**GIVEN INSTRUCTION:**
Below is some material; transcribe all of it exactly.

[Collected data entries]

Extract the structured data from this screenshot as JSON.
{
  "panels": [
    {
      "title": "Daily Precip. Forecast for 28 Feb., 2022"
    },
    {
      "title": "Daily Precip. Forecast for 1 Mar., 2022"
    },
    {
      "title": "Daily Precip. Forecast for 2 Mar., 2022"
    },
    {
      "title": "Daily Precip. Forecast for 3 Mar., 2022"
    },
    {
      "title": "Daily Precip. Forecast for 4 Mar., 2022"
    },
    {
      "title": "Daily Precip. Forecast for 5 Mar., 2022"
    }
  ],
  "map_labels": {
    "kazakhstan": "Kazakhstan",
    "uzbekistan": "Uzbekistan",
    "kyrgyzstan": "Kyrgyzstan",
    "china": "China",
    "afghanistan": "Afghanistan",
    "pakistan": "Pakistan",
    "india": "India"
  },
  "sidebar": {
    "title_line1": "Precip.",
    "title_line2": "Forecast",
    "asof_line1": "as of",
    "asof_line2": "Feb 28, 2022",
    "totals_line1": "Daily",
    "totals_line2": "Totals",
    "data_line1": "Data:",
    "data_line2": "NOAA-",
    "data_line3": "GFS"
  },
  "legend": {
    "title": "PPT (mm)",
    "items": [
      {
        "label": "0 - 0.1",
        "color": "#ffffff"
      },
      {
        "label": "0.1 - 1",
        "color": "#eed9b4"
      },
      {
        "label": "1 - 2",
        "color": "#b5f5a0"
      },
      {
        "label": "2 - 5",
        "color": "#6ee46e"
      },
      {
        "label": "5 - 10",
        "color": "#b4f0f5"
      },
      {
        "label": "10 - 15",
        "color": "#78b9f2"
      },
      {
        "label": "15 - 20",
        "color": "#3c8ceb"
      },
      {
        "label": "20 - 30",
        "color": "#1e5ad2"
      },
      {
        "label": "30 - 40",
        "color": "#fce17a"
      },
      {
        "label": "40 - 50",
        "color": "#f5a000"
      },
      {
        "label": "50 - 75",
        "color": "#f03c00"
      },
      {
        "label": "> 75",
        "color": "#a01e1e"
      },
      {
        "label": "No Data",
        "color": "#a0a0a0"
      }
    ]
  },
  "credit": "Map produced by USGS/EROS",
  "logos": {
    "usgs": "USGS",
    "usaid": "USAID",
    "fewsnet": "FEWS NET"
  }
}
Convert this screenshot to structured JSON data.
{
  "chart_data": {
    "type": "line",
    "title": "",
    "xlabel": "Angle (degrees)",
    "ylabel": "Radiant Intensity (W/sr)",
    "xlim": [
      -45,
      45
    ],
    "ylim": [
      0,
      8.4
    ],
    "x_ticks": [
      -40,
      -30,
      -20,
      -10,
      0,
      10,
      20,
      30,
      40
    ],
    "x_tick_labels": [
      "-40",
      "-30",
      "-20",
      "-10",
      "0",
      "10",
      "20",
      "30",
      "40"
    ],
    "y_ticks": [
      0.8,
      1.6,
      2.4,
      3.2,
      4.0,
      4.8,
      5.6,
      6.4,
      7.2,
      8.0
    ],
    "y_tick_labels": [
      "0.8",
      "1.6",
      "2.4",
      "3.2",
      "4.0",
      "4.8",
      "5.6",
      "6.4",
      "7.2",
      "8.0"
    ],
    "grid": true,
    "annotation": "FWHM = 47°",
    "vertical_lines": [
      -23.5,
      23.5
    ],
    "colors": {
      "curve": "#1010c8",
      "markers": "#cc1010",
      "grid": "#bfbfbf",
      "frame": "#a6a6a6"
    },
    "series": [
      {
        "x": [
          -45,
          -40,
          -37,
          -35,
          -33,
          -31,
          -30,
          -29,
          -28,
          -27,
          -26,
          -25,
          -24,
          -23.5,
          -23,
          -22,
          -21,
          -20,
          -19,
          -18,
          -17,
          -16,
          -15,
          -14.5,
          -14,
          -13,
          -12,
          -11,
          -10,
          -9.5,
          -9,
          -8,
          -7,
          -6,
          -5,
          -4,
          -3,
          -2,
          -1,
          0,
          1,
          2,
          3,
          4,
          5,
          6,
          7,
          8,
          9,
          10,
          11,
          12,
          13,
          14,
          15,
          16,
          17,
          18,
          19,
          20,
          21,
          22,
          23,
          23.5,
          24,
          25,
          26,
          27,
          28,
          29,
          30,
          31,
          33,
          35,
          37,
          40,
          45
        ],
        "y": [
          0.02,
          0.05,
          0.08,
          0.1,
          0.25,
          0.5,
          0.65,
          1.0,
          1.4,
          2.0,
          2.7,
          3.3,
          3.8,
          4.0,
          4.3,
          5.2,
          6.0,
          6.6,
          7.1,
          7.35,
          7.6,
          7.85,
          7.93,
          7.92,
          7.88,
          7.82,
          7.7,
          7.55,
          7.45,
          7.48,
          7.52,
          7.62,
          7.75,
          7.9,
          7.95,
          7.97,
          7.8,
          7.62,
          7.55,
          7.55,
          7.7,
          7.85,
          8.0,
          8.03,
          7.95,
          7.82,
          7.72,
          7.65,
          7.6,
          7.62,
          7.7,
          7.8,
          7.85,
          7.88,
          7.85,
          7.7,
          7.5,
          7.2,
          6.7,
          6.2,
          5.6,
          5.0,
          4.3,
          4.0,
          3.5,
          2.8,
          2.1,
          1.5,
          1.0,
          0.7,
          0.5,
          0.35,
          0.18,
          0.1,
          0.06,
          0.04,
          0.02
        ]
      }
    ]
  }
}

**ANSWER TO THE TASK:**
Extract the structured data from this screenshot as JSON.
{
  "panels": [
    {
      "title": "Daily Precip. Forecast for 28 Feb., 2022"
    },
    {
      "title": "Daily Precip. Forecast for 1 Mar., 2022"
    },
    {
      "title": "Daily Precip. Forecast for 2 Mar., 2022"
    },
    {
      "title": "Daily Precip. Forecast for 3 Mar., 2022"
    },
    {
      "title": "Daily Precip. Forecast for 4 Mar., 2022"
    },
    {
      "title": "Daily Precip. Forecast for 5 Mar., 2022"
    }
  ],
  "map_labels": {
    "kazakhstan": "Kazakhstan",
    "uzbekistan": "Uzbekistan",
    "kyrgyzstan": "Kyrgyzstan",
    "china": "China",
    "afghanistan": "Afghanistan",
    "pakistan": "Pakistan",
    "india": "India"
  },
  "sidebar": {
    "title_line1": "Precip.",
    "title_line2": "Forecast",
    "asof_line1": "as of",
    "asof_line2": "Feb 28, 2022",
    "totals_line1": "Daily",
    "totals_line2": "Totals",
    "data_line1": "Data:",
    "data_line2": "NOAA-",
    "data_line3": "GFS"
  },
  "legend": {
    "title": "PPT (mm)",
    "items": [
      {
        "label": "0 - 0.1",
        "color": "#ffffff"
      },
      {
        "label": "0.1 - 1",
        "color": "#eed9b4"
      },
      {
        "label": "1 - 2",
        "color": "#b5f5a0"
      },
      {
        "label": "2 - 5",
        "color": "#6ee46e"
      },
      {
        "label": "5 - 10",
        "color": "#b4f0f5"
      },
      {
        "label": "10 - 15",
        "color": "#78b9f2"
      },
      {
        "label": "15 - 20",
        "color": "#3c8ceb"
      },
      {
        "label": "20 - 30",
        "color": "#1e5ad2"
      },
      {
        "label": "30 - 40",
        "color": "#fce17a"
      },
      {
        "label": "40 - 50",
        "color": "#f5a000"
      },
      {
        "label": "50 - 75",
        "color": "#f03c00"
      },
      {
        "label": "> 75",
        "color": "#a01e1e"
      },
      {
        "label": "No Data",
        "color": "#a0a0a0"
      }
    ]
  },
  "credit": "Map produced by USGS/EROS",
  "logos": {
    "usgs": "USGS",
    "usaid": "USAID",
    "fewsnet": "FEWS NET"
  }
}
Convert this screenshot to structured JSON data.
{
  "chart_data": {
    "type": "line",
    "title": "",
    "xlabel": "Angle (degrees)",
    "ylabel": "Radiant Intensity (W/sr)",
    "xlim": [
      -45,
      45
    ],
    "ylim": [
      0,
      8.4
    ],
    "x_ticks": [
      -40,
      -30,
      -20,
      -10,
      0,
      10,
      20,
      30,
      40
    ],
    "x_tick_labels": [
      "-40",
      "-30",
      "-20",
      "-10",
      "0",
      "10",
      "20",
      "30",
      "40"
    ],
    "y_ticks": [
      0.8,
      1.6,
      2.4,
      3.2,
      4.0,
      4.8,
      5.6,
      6.4,
      7.2,
      8.0
    ],
    "y_tick_labels": [
      "0.8",
      "1.6",
      "2.4",
      "3.2",
      "4.0",
      "4.8",
      "5.6",
      "6.4",
      "7.2",
      "8.0"
    ],
    "grid": true,
    "annotation": "FWHM = 47°",
    "vertical_lines": [
      -23.5,
      23.5
    ],
    "colors": {
      "curve": "#1010c8",
      "markers": "#cc1010",
      "grid": "#bfbfbf",
      "frame": "#a6a6a6"
    },
    "series": [
      {
        "x": [
          -45,
          -40,
          -37,
          -35,
          -33,
          -31,
          -30,
          -29,
          -28,
          -27,
          -26,
          -25,
          -24,
          -23.5,
          -23,
          -22,
          -21,
          -20,
          -19,
          -18,
          -17,
          -16,
          -15,
          -14.5,
          -14,
          -13,
          -12,
          -11,
          -10,
          -9.5,
          -9,
          -8,
          -7,
          -6,
          -5,
          -4,
          -3,
          -2,
          -1,
          0,
          1,
          2,
          3,
          4,
          5,
          6,
          7,
          8,
          9,
          10,
          11,
          12,
          13,
          14,
          15,
          16,
          17,
          18,
          19,
          20,
          21,
          22,
          23,
          23.5,
          24,
          25,
          26,
          27,
          28,
          29,
          30,
          31,
          33,
          35,
          37,
          40,
          45
        ],
        "y": [
          0.02,
          0.05,
          0.08,
          0.1,
          0.25,
          0.5,
          0.65,
          1.0,
          1.4,
          2.0,
          2.7,
          3.3,
          3.8,
          4.0,
          4.3,
          5.2,
          6.0,
          6.6,
          7.1,
          7.35,
          7.6,
          7.85,
          7.93,
          7.92,
          7.88,
          7.82,
          7.7,
          7.55,
          7.45,
          7.48,
          7.52,
          7.62,
          7.75,
          7.9,
          7.95,
          7.97,
          7.8,
          7.62,
          7.55,
          7.55,
          7.7,
          7.85,
          8.0,
          8.03,
          7.95,
          7.82,
          7.72,
          7.65,
          7.6,
          7.62,
          7.7,
          7.8,
          7.85,
          7.88,
          7.85,
          7.7,
          7.5,
          7.2,
          6.7,
          6.2,
          5.6,
          5.0,
          4.3,
          4.0,
          3.5,
          2.8,
          2.1,
          1.5,
          1.0,
          0.7,
          0.5,
          0.35,
          0.18,
          0.1,
          0.06,
          0.04,
          0.02
        ]
      }
    ]
  }
}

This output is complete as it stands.